▼▼▼

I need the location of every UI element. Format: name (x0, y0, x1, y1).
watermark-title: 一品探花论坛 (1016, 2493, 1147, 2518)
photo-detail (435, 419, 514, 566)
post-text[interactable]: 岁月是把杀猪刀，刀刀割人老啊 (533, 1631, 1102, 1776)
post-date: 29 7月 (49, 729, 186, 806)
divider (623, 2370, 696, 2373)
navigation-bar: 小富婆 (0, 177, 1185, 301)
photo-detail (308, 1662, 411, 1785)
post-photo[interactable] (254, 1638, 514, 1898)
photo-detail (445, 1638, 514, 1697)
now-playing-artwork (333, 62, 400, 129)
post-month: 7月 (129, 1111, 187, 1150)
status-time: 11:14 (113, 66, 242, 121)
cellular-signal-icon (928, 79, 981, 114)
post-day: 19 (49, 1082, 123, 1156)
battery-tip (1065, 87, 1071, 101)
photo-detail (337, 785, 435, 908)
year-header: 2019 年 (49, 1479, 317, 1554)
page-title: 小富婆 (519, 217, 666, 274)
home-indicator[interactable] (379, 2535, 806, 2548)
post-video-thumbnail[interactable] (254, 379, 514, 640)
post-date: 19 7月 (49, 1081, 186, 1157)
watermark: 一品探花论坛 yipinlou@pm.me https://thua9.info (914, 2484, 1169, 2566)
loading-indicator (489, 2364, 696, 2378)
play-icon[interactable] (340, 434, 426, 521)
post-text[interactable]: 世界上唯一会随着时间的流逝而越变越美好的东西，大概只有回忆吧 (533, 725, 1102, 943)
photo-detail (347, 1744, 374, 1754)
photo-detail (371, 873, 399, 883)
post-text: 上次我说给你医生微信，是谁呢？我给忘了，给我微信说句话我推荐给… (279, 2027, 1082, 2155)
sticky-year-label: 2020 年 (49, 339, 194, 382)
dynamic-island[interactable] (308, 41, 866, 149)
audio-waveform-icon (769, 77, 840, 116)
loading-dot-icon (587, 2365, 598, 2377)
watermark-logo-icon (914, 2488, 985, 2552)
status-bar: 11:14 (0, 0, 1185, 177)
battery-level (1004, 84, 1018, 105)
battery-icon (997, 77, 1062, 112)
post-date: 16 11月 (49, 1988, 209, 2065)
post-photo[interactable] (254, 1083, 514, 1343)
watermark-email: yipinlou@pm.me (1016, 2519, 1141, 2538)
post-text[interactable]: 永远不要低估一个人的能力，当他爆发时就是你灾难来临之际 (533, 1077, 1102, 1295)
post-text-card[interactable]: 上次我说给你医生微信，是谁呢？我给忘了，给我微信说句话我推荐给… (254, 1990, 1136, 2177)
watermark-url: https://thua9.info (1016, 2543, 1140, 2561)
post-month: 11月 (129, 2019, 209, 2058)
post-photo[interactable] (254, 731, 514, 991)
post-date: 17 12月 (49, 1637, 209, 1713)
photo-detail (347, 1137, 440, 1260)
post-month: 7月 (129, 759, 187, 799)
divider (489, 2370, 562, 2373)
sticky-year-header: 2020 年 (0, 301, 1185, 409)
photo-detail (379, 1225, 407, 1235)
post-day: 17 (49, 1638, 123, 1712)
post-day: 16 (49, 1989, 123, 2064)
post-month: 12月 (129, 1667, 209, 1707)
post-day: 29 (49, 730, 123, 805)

▲▲▲

- DO THIS: Could you copy out the data from its first line up to and including the line with "status-time: 11:14 (113, 66, 242, 121)", character for character?

- SOLUTION TO THIS PROBLEM:
I need the location of every UI element. Format: name (x0, y0, x1, y1).
watermark-title: 一品探花论坛 (1016, 2493, 1147, 2518)
photo-detail (435, 419, 514, 566)
post-text[interactable]: 岁月是把杀猪刀，刀刀割人老啊 (533, 1631, 1102, 1776)
post-date: 29 7月 (49, 729, 186, 806)
divider (623, 2370, 696, 2373)
navigation-bar: 小富婆 (0, 177, 1185, 301)
photo-detail (308, 1662, 411, 1785)
post-photo[interactable] (254, 1638, 514, 1898)
photo-detail (445, 1638, 514, 1697)
now-playing-artwork (333, 62, 400, 129)
post-month: 7月 (129, 1111, 187, 1150)
status-time: 11:14 (113, 66, 242, 121)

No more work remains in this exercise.